**WORK INSTRUCTIONS:** Below are records; count the lines that contain "lane" and give only the total.

Document layout detection data
============================================================

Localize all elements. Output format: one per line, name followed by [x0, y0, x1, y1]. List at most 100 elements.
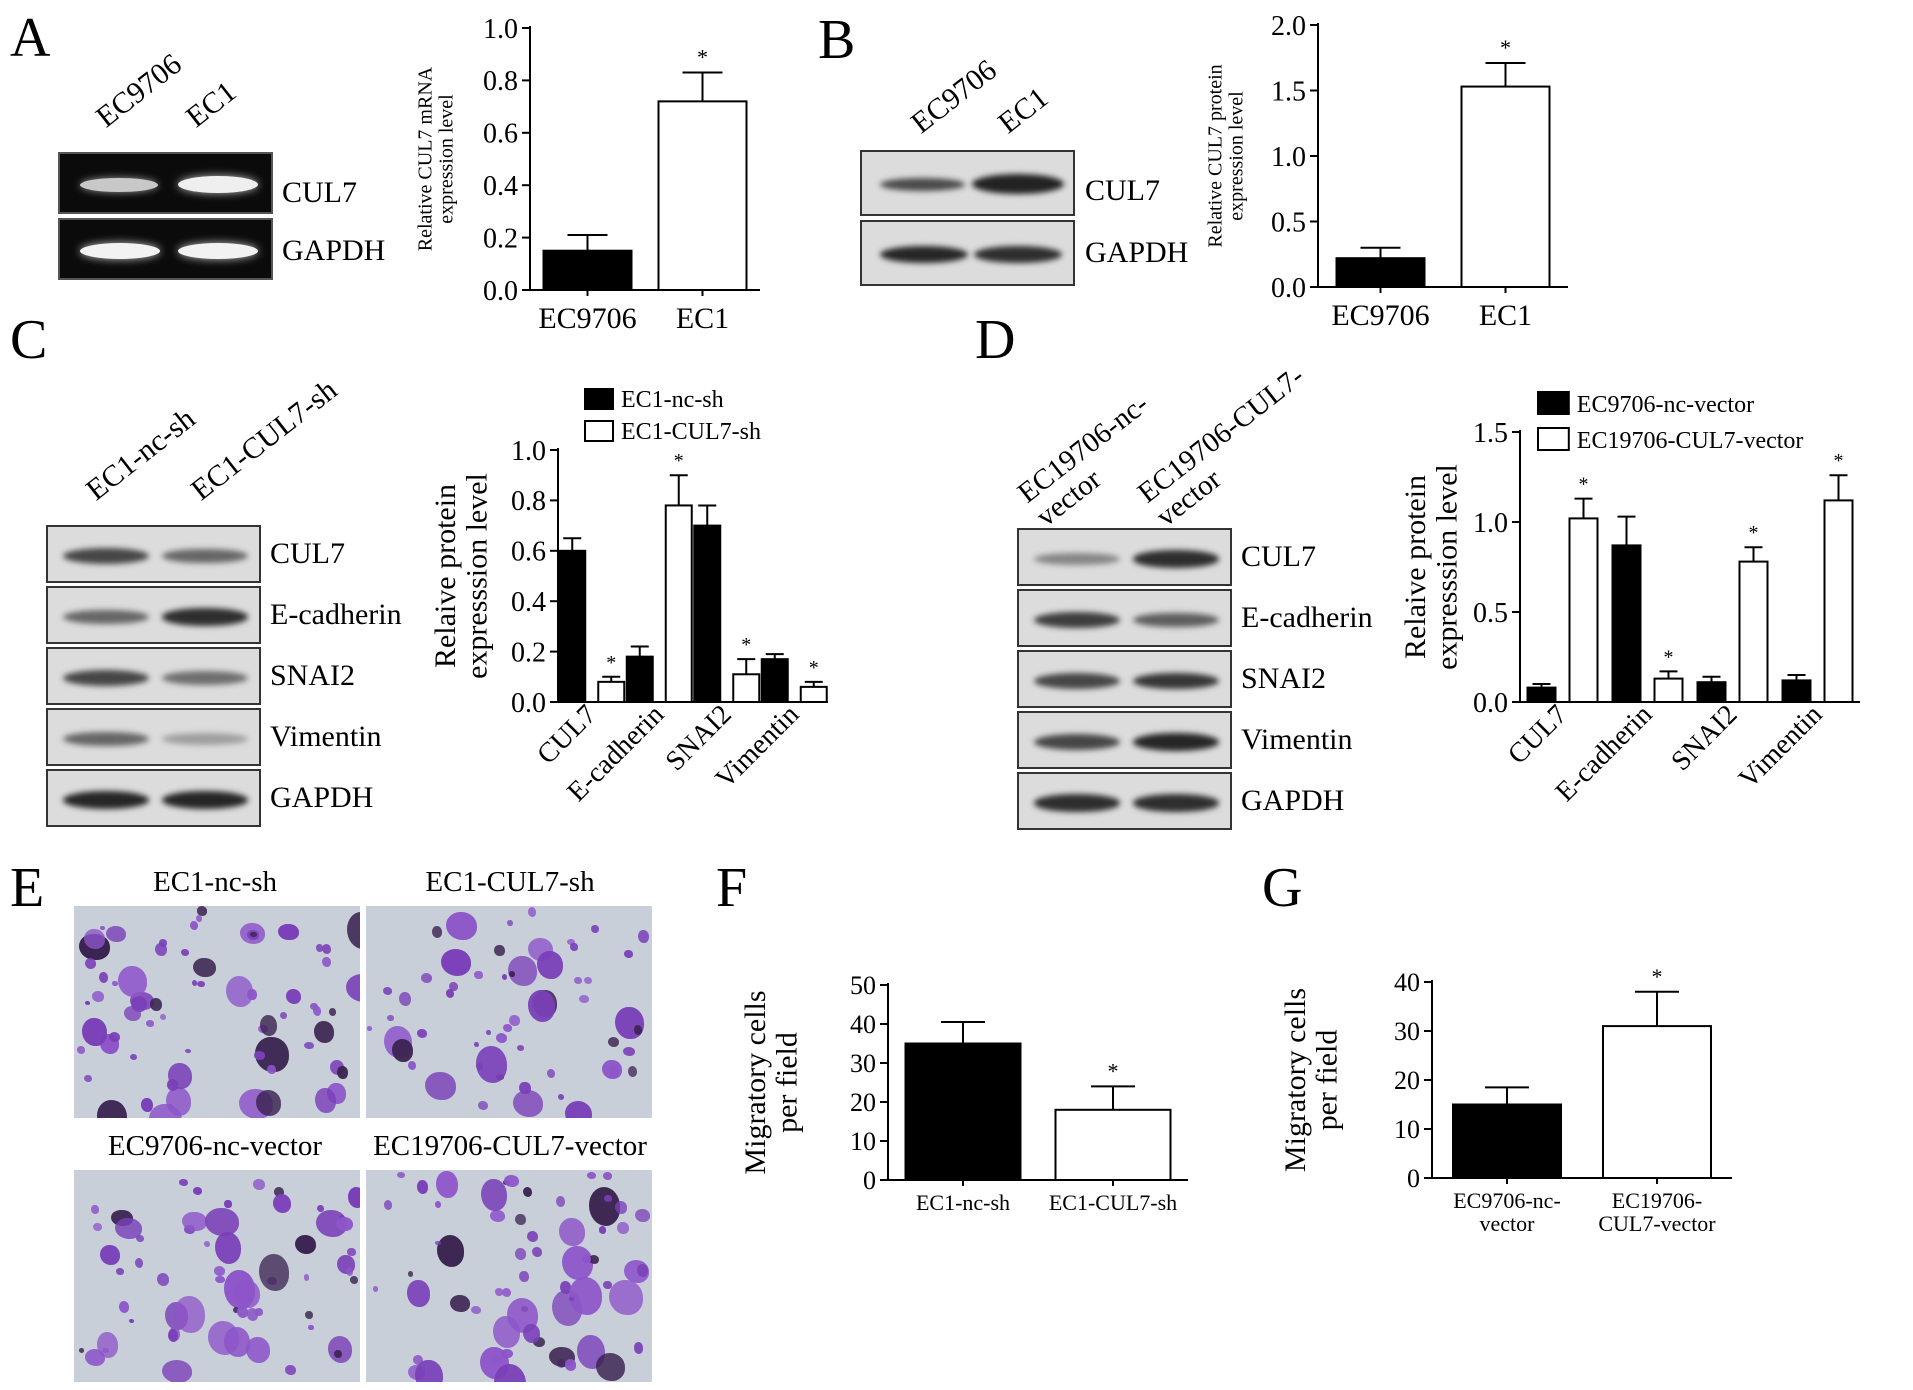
y-axis-label: Relaive proteinexpresssion level [429, 473, 494, 679]
chart-a: 0.0 0.2 0.4 0.6 0.8 1.0 Relative CUL7 mRNAexpr… [415, 14, 760, 335]
legend-label: EC1-CUL7-sh [621, 419, 761, 445]
stained-cell [602, 1060, 623, 1080]
stained-cell [470, 1306, 482, 1315]
y-axis-label-line: Relative CUL7 protein [1205, 64, 1227, 247]
stained-cell [536, 950, 563, 980]
blot-band [1132, 794, 1219, 812]
blot-row-label: GAPDH [1241, 784, 1345, 817]
stained-cell [527, 906, 537, 917]
x-tick-label: EC1-nc-sh [916, 1190, 1010, 1215]
blot-row-label: CUL7 [282, 176, 357, 209]
stained-cell [383, 1200, 393, 1211]
blot-band [161, 733, 248, 745]
bar [732, 673, 761, 703]
blot-row-label: CUL7 [1241, 540, 1316, 573]
stained-cell [564, 1101, 593, 1118]
stained-cell [478, 1101, 489, 1111]
blot-row-label: E-cadherin [1241, 601, 1373, 634]
stained-cell [474, 971, 483, 980]
y-tick-label: 2.0 [1271, 11, 1306, 42]
y-axis-label: Migratory cellsper field [739, 990, 804, 1174]
stained-cell [522, 1323, 540, 1344]
stained-cell [637, 1264, 649, 1277]
y-axis-label-line: Relative CUL7 mRNA [415, 66, 437, 251]
y-tick-label: 0.5 [1473, 598, 1508, 629]
stained-cell [91, 1204, 99, 1215]
stained-cell [501, 1349, 514, 1358]
stained-cell [246, 1308, 259, 1321]
stained-cell [116, 1268, 124, 1275]
blot-row-label: SNAI2 [270, 659, 356, 692]
stained-cell [557, 1094, 565, 1100]
y-axis-label-line: Relaive protein [1399, 475, 1432, 659]
stained-cell [314, 1087, 336, 1114]
blot-row-label: GAPDH [282, 234, 386, 267]
stained-cell [303, 1041, 314, 1050]
stained-cell [449, 982, 459, 992]
stained-cell [435, 1240, 441, 1246]
blot-band [1034, 794, 1121, 812]
micrograph-title: EC1-nc-sh [152, 866, 278, 898]
stained-cell [598, 1226, 607, 1234]
stained-cell [559, 1280, 571, 1294]
stained-cell [501, 973, 508, 980]
stained-cell [392, 1039, 414, 1063]
gel-band [80, 243, 160, 259]
stained-cell [569, 1277, 602, 1315]
y-tick-label: 0.6 [511, 537, 546, 568]
stained-cell [92, 1222, 103, 1232]
stained-cell [215, 1232, 242, 1264]
bar [625, 655, 654, 704]
stained-cell [316, 1205, 324, 1213]
x-tick-label-line: vector [1480, 1211, 1536, 1236]
blot-row-label: Vimentin [270, 720, 382, 753]
x-tick-label: EC9706-nc-vector [1453, 1188, 1561, 1236]
stained-cell [615, 1200, 627, 1214]
stained-cell [564, 1359, 577, 1371]
stained-cell [628, 1066, 638, 1077]
blot-row-label: Vimentin [1241, 723, 1353, 756]
stained-cell [118, 1301, 130, 1314]
legend-swatch [1537, 391, 1570, 415]
stained-cell [397, 1172, 406, 1179]
stained-cell [225, 975, 254, 1008]
stained-cell [254, 1308, 264, 1316]
lane-label-a-2: EC1 [179, 75, 243, 134]
stained-cell [97, 1100, 127, 1118]
stained-cell [407, 1279, 430, 1308]
stained-cell [489, 1210, 505, 1222]
stained-cell [604, 1194, 612, 1202]
stained-cell [346, 1267, 353, 1276]
stained-cell [189, 921, 198, 930]
legend-label: EC1-nc-sh [621, 387, 724, 413]
y-tick-label: 1.0 [1473, 508, 1508, 539]
stained-cell [196, 906, 208, 916]
x-tick-label-line: EC19706- [1612, 1188, 1702, 1213]
stained-cell [214, 1275, 225, 1284]
stained-cell [555, 1195, 565, 1207]
y-tick-label: 1.5 [1271, 76, 1306, 107]
micrograph-title: EC1-CUL7-sh [425, 866, 595, 898]
stained-cell [192, 1187, 202, 1195]
legend-swatch [584, 420, 614, 442]
stained-cell [117, 965, 148, 998]
bar [542, 249, 633, 291]
lane-label-a-1: EC9706 [89, 47, 188, 134]
blot-band [1034, 734, 1121, 750]
panel-letter-g: G [1262, 857, 1303, 919]
stained-cell [349, 1275, 359, 1285]
x-tick-label: Vimentin [1733, 699, 1829, 795]
stained-cell [407, 1271, 414, 1278]
significance-star: * [606, 652, 616, 674]
x-tick-label: EC1 [676, 302, 729, 335]
migration-micrograph [366, 1170, 652, 1382]
blot-band [63, 548, 150, 564]
significance-star: * [1834, 450, 1844, 472]
stained-cell [495, 1287, 504, 1296]
stained-cell [515, 1214, 526, 1226]
y-axis-label-line: per field [770, 1032, 803, 1133]
x-tick-label: EC19706-CUL7-vector [1598, 1188, 1716, 1236]
stained-cell [182, 1211, 207, 1232]
stained-cell [203, 1240, 210, 1247]
x-tick-label-line: EC1 [676, 302, 729, 335]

============================================================

**RESULT OF THE EXERCISE:** 2